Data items
start

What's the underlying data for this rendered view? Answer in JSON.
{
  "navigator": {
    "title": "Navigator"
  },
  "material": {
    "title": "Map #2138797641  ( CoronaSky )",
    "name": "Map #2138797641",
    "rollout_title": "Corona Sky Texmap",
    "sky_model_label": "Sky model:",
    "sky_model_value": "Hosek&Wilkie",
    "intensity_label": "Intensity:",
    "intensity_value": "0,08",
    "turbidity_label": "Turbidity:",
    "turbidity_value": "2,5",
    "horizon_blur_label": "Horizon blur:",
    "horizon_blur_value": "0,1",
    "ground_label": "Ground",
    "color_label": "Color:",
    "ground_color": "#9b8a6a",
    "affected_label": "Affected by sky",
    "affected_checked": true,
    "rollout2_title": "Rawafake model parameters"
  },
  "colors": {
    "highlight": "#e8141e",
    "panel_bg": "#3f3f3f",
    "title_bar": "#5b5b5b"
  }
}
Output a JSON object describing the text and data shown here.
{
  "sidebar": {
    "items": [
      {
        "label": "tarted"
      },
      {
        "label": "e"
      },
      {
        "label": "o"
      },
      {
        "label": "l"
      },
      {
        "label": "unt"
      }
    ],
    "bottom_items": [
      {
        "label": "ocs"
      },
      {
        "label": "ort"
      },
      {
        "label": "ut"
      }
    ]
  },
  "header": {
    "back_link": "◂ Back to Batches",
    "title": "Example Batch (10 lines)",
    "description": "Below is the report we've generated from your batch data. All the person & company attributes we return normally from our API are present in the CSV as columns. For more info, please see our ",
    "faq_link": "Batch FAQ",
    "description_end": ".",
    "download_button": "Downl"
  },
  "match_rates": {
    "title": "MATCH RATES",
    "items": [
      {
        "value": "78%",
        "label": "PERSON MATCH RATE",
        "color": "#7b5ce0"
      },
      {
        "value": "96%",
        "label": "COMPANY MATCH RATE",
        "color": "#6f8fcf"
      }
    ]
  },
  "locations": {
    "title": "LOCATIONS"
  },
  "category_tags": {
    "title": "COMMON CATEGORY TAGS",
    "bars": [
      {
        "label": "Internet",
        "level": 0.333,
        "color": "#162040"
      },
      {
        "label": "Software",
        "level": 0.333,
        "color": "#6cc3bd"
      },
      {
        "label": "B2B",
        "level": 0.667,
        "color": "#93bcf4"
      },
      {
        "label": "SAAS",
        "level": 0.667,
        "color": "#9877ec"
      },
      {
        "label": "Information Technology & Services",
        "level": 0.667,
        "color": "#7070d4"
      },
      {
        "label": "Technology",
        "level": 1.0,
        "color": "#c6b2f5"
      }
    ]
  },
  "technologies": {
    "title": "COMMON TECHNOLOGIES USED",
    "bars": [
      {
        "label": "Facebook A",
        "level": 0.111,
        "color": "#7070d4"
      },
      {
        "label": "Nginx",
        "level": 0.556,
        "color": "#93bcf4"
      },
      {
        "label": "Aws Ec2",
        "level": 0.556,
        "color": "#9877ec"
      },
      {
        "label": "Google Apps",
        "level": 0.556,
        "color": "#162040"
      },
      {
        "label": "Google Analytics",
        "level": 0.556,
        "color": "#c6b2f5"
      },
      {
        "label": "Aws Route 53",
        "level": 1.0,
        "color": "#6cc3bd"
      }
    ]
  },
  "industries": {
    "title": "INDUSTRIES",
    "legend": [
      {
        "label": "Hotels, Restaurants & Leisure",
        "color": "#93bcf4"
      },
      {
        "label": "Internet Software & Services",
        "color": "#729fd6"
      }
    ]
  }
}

end

→ WHAT THE TASK ASKS: Only lines with the word "COMMON" should be collected from the material.

→ SOLVED EXERCISE:
    "title": "COMMON CATEGORY TAGS",
    "title": "COMMON TECHNOLOGIES USED",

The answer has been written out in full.